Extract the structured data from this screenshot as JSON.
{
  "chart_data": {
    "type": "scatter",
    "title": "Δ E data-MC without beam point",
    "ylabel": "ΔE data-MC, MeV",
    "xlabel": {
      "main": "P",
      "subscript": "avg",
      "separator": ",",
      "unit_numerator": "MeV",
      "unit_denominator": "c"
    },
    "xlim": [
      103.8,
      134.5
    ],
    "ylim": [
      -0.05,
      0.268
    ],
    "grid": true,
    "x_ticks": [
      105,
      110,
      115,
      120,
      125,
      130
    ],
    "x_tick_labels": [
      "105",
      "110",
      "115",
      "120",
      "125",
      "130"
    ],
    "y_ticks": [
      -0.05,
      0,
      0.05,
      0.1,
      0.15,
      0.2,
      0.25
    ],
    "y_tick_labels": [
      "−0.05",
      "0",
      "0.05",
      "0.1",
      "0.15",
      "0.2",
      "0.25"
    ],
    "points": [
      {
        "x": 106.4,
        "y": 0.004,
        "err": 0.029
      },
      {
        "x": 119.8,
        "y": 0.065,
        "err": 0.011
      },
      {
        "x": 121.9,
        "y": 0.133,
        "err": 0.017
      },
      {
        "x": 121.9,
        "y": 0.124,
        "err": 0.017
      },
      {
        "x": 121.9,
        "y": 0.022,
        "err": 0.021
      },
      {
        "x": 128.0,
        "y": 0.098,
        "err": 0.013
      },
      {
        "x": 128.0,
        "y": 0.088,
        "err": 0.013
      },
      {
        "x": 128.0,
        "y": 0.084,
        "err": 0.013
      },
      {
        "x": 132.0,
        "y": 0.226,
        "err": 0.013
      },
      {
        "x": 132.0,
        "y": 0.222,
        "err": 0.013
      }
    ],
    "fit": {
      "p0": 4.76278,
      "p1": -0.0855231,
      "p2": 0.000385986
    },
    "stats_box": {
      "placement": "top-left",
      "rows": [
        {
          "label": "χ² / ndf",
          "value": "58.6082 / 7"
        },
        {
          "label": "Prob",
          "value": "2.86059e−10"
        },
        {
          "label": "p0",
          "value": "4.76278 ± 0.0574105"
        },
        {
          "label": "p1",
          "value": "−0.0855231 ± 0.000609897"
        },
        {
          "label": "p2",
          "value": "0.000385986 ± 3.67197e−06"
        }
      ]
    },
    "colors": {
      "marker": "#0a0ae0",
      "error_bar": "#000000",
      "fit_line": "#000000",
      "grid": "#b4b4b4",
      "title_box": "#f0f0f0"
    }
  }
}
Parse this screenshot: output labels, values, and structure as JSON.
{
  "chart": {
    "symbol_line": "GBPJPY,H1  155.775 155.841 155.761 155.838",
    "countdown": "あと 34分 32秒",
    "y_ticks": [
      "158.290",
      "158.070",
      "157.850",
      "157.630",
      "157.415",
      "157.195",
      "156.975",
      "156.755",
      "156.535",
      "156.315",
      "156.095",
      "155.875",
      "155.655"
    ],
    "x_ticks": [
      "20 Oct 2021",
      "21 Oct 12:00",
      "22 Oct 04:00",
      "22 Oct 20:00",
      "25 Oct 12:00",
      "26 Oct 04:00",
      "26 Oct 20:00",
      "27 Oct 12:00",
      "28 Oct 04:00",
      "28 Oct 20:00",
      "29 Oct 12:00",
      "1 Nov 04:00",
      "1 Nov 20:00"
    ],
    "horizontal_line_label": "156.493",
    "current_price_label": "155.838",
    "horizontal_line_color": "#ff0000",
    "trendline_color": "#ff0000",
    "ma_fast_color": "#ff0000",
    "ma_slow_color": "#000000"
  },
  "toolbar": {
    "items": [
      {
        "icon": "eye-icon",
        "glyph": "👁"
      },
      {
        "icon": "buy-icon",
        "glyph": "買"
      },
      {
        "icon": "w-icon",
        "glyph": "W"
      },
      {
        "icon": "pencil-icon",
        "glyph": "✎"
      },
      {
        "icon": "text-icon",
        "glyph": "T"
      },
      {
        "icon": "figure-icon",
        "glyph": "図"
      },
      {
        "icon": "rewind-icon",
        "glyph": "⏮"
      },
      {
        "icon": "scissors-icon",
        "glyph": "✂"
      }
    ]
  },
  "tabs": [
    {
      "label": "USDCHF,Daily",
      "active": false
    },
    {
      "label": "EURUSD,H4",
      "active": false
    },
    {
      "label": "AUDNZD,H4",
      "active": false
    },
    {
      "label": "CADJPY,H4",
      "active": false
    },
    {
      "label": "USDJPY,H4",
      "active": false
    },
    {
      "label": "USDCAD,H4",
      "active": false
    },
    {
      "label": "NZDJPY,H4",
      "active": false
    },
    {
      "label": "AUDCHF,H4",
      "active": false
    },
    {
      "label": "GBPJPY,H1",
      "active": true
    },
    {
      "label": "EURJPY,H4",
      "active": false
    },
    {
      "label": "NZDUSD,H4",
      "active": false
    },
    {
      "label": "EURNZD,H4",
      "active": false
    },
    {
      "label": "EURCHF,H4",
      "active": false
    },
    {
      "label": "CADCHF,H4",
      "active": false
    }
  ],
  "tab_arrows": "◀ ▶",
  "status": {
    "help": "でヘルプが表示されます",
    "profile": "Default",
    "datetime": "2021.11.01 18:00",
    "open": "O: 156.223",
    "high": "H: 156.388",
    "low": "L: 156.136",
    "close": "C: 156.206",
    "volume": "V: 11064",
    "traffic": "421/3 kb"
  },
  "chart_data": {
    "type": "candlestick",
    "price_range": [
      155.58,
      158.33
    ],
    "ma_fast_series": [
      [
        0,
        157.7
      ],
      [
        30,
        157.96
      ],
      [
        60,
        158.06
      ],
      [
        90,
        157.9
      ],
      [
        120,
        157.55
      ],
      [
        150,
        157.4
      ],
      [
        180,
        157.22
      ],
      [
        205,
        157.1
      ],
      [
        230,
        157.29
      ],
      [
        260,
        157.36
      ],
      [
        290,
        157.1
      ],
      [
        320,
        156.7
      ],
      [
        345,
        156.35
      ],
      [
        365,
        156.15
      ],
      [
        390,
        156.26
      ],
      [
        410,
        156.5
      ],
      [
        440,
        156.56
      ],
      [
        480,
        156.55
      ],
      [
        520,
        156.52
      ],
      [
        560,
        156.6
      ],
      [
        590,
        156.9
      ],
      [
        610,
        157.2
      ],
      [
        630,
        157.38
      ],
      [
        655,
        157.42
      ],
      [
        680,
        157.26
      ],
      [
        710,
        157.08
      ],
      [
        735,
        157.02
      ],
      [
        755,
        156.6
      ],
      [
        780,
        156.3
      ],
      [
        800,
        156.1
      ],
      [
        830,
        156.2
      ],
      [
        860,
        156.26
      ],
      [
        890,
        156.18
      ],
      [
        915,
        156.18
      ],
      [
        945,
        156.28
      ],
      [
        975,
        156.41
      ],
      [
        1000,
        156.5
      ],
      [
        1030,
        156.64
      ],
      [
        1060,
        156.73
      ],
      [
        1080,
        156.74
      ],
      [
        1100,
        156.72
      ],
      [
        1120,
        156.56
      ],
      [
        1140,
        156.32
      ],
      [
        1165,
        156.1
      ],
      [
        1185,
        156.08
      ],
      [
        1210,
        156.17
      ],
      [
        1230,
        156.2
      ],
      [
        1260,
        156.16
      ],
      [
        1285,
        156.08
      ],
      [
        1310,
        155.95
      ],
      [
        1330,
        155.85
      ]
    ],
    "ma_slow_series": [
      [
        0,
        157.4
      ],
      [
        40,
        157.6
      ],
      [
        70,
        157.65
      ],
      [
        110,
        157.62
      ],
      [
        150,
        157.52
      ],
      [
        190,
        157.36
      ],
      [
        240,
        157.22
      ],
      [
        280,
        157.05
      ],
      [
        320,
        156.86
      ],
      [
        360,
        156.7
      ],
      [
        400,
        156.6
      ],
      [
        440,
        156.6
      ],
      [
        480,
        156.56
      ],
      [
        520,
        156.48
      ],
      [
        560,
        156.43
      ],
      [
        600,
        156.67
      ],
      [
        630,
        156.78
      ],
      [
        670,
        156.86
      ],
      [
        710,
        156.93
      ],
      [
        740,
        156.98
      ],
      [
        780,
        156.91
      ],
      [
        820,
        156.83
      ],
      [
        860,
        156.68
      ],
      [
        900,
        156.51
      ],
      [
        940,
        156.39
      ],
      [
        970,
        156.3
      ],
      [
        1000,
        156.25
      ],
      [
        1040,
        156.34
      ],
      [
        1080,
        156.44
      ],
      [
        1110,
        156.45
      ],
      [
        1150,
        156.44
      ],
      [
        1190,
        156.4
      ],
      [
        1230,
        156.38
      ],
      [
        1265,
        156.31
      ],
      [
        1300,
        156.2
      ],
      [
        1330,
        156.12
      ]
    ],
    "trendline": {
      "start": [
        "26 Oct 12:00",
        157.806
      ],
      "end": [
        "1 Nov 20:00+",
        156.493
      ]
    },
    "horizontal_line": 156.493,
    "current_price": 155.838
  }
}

###

§ EXERCISE: From the entries above, copy every line containing the word "JSON".

§ RESPONSE:
Extract the structured data from this screenshot as JSON.
Parse this screenshot: output labels, values, and structure as JSON.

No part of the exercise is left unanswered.